Restate, word for word, every line of the data.

[Stored data]
* START *

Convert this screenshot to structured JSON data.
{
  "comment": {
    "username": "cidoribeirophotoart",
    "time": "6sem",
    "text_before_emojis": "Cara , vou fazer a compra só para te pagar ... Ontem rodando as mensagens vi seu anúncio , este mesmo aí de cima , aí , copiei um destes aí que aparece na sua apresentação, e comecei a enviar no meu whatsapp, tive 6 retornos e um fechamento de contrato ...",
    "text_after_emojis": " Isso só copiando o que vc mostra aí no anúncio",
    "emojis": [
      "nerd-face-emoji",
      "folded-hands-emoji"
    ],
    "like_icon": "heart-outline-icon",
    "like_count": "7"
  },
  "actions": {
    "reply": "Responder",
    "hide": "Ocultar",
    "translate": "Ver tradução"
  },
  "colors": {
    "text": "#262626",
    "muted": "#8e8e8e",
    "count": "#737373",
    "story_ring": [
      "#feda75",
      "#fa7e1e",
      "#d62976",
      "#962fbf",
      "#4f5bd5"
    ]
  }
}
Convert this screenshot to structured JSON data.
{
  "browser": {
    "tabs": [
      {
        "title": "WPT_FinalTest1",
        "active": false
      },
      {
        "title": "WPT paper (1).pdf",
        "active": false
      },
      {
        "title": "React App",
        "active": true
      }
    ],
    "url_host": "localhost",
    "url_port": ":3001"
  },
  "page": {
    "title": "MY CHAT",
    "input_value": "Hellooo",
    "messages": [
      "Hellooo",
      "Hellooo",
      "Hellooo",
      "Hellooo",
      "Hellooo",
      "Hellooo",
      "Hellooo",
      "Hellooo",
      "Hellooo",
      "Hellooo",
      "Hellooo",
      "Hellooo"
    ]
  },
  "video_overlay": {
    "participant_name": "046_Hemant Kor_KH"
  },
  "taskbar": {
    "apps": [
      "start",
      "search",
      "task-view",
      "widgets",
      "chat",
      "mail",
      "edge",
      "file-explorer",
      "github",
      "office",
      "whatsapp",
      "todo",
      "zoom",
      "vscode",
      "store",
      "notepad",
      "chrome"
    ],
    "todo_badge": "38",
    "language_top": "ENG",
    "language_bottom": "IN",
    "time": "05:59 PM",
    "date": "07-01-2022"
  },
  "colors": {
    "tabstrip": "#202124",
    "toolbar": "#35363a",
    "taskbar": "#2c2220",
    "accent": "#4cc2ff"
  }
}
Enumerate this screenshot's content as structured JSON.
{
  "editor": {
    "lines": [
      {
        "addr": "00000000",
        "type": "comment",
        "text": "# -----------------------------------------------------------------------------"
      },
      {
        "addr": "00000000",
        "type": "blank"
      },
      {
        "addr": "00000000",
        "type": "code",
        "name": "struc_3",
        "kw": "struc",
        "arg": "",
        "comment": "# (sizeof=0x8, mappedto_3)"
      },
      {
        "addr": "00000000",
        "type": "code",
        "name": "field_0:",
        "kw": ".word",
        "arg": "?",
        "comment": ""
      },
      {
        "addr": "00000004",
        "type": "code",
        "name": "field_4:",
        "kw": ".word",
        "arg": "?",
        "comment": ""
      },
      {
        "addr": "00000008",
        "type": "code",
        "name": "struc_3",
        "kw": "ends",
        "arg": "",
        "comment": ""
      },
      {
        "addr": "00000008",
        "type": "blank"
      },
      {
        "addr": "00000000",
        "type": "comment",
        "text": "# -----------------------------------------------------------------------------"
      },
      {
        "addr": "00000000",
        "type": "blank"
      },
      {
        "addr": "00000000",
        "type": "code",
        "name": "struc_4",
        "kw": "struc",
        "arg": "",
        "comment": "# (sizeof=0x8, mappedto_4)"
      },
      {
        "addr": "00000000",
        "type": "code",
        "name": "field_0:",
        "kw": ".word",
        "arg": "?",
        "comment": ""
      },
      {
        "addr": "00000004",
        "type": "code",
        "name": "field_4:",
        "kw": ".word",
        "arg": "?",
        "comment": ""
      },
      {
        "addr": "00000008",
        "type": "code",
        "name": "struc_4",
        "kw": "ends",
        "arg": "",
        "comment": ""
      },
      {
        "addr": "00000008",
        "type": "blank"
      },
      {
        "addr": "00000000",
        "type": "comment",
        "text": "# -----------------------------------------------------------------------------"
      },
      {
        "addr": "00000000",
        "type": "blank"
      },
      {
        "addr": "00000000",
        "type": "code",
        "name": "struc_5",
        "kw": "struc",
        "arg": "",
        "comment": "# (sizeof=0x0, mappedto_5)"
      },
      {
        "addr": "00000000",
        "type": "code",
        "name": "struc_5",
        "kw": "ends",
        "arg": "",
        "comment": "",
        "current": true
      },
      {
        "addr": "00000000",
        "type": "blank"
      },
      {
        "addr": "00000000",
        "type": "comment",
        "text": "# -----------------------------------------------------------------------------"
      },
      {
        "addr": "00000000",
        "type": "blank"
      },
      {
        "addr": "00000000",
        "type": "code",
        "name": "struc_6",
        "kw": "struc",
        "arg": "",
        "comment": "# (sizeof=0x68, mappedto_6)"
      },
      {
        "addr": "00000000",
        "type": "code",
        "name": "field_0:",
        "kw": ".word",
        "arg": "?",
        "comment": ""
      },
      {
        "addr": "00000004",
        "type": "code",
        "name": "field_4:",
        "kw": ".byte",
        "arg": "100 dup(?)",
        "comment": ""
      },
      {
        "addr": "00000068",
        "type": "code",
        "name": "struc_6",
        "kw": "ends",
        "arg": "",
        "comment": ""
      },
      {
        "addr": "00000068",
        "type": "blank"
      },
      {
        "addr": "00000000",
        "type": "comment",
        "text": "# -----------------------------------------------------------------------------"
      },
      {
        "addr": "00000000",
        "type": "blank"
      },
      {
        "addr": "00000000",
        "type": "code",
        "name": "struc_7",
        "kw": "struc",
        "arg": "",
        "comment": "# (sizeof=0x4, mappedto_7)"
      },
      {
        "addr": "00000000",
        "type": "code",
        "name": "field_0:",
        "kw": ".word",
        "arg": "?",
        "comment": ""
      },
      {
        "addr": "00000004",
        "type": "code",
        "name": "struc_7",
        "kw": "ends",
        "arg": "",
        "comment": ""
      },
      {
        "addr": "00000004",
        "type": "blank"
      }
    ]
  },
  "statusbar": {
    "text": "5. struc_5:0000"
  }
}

* END *

EXERCISE SOLUTION:
Convert this screenshot to structured JSON data.
{
  "comment": {
    "username": "cidoribeirophotoart",
    "time": "6sem",
    "text_before_emojis": "Cara , vou fazer a compra só para te pagar ... Ontem rodando as mensagens vi seu anúncio , este mesmo aí de cima , aí , copiei um destes aí que aparece na sua apresentação, e comecei a enviar no meu whatsapp, tive 6 retornos e um fechamento de contrato ...",
    "text_after_emojis": " Isso só copiando o que vc mostra aí no anúncio",
    "emojis": [
      "nerd-face-emoji",
      "folded-hands-emoji"
    ],
    "like_icon": "heart-outline-icon",
    "like_count": "7"
  },
  "actions": {
    "reply": "Responder",
    "hide": "Ocultar",
    "translate": "Ver tradução"
  },
  "colors": {
    "text": "#262626",
    "muted": "#8e8e8e",
    "count": "#737373",
    "story_ring": [
      "#feda75",
      "#fa7e1e",
      "#d62976",
      "#962fbf",
      "#4f5bd5"
    ]
  }
}
Convert this screenshot to structured JSON data.
{
  "browser": {
    "tabs": [
      {
        "title": "WPT_FinalTest1",
        "active": false
      },
      {
        "title": "WPT paper (1).pdf",
        "active": false
      },
      {
        "title": "React App",
        "active": true
      }
    ],
    "url_host": "localhost",
    "url_port": ":3001"
  },
  "page": {
    "title": "MY CHAT",
    "input_value": "Hellooo",
    "messages": [
      "Hellooo",
      "Hellooo",
      "Hellooo",
      "Hellooo",
      "Hellooo",
      "Hellooo",
      "Hellooo",
      "Hellooo",
      "Hellooo",
      "Hellooo",
      "Hellooo",
      "Hellooo"
    ]
  },
  "video_overlay": {
    "participant_name": "046_Hemant Kor_KH"
  },
  "taskbar": {
    "apps": [
      "start",
      "search",
      "task-view",
      "widgets",
      "chat",
      "mail",
      "edge",
      "file-explorer",
      "github",
      "office",
      "whatsapp",
      "todo",
      "zoom",
      "vscode",
      "store",
      "notepad",
      "chrome"
    ],
    "todo_badge": "38",
    "language_top": "ENG",
    "language_bottom": "IN",
    "time": "05:59 PM",
    "date": "07-01-2022"
  },
  "colors": {
    "tabstrip": "#202124",
    "toolbar": "#35363a",
    "taskbar": "#2c2220",
    "accent": "#4cc2ff"
  }
}
Enumerate this screenshot's content as structured JSON.
{
  "editor": {
    "lines": [
      {
        "addr": "00000000",
        "type": "comment",
        "text": "# -----------------------------------------------------------------------------"
      },
      {
        "addr": "00000000",
        "type": "blank"
      },
      {
        "addr": "00000000",
        "type": "code",
        "name": "struc_3",
        "kw": "struc",
        "arg": "",
        "comment": "# (sizeof=0x8, mappedto_3)"
      },
      {
        "addr": "00000000",
        "type": "code",
        "name": "field_0:",
        "kw": ".word",
        "arg": "?",
        "comment": ""
      },
      {
        "addr": "00000004",
        "type": "code",
        "name": "field_4:",
        "kw": ".word",
        "arg": "?",
        "comment": ""
      },
      {
        "addr": "00000008",
        "type": "code",
        "name": "struc_3",
        "kw": "ends",
        "arg": "",
        "comment": ""
      },
      {
        "addr": "00000008",
        "type": "blank"
      },
      {
        "addr": "00000000",
        "type": "comment",
        "text": "# -----------------------------------------------------------------------------"
      },
      {
        "addr": "00000000",
        "type": "blank"
      },
      {
        "addr": "00000000",
        "type": "code",
        "name": "struc_4",
        "kw": "struc",
        "arg": "",
        "comment": "# (sizeof=0x8, mappedto_4)"
      },
      {
        "addr": "00000000",
        "type": "code",
        "name": "field_0:",
        "kw": ".word",
        "arg": "?",
        "comment": ""
      },
      {
        "addr": "00000004",
        "type": "code",
        "name": "field_4:",
        "kw": ".word",
        "arg": "?",
        "comment": ""
      },
      {
        "addr": "00000008",
        "type": "code",
        "name": "struc_4",
        "kw": "ends",
        "arg": "",
        "comment": ""
      },
      {
        "addr": "00000008",
        "type": "blank"
      },
      {
        "addr": "00000000",
        "type": "comment",
        "text": "# -----------------------------------------------------------------------------"
      },
      {
        "addr": "00000000",
        "type": "blank"
      },
      {
        "addr": "00000000",
        "type": "code",
        "name": "struc_5",
        "kw": "struc",
        "arg": "",
        "comment": "# (sizeof=0x0, mappedto_5)"
      },
      {
        "addr": "00000000",
        "type": "code",
        "name": "struc_5",
        "kw": "ends",
        "arg": "",
        "comment": "",
        "current": true
      },
      {
        "addr": "00000000",
        "type": "blank"
      },
      {
        "addr": "00000000",
        "type": "comment",
        "text": "# -----------------------------------------------------------------------------"
      },
      {
        "addr": "00000000",
        "type": "blank"
      },
      {
        "addr": "00000000",
        "type": "code",
        "name": "struc_6",
        "kw": "struc",
        "arg": "",
        "comment": "# (sizeof=0x68, mappedto_6)"
      },
      {
        "addr": "00000000",
        "type": "code",
        "name": "field_0:",
        "kw": ".word",
        "arg": "?",
        "comment": ""
      },
      {
        "addr": "00000004",
        "type": "code",
        "name": "field_4:",
        "kw": ".byte",
        "arg": "100 dup(?)",
        "comment": ""
      },
      {
        "addr": "00000068",
        "type": "code",
        "name": "struc_6",
        "kw": "ends",
        "arg": "",
        "comment": ""
      },
      {
        "addr": "00000068",
        "type": "blank"
      },
      {
        "addr": "00000000",
        "type": "comment",
        "text": "# -----------------------------------------------------------------------------"
      },
      {
        "addr": "00000000",
        "type": "blank"
      },
      {
        "addr": "00000000",
        "type": "code",
        "name": "struc_7",
        "kw": "struc",
        "arg": "",
        "comment": "# (sizeof=0x4, mappedto_7)"
      },
      {
        "addr": "00000000",
        "type": "code",
        "name": "field_0:",
        "kw": ".word",
        "arg": "?",
        "comment": ""
      },
      {
        "addr": "00000004",
        "type": "code",
        "name": "struc_7",
        "kw": "ends",
        "arg": "",
        "comment": ""
      },
      {
        "addr": "00000004",
        "type": "blank"
      }
    ]
  },
  "statusbar": {
    "text": "5. struc_5:0000"
  }
}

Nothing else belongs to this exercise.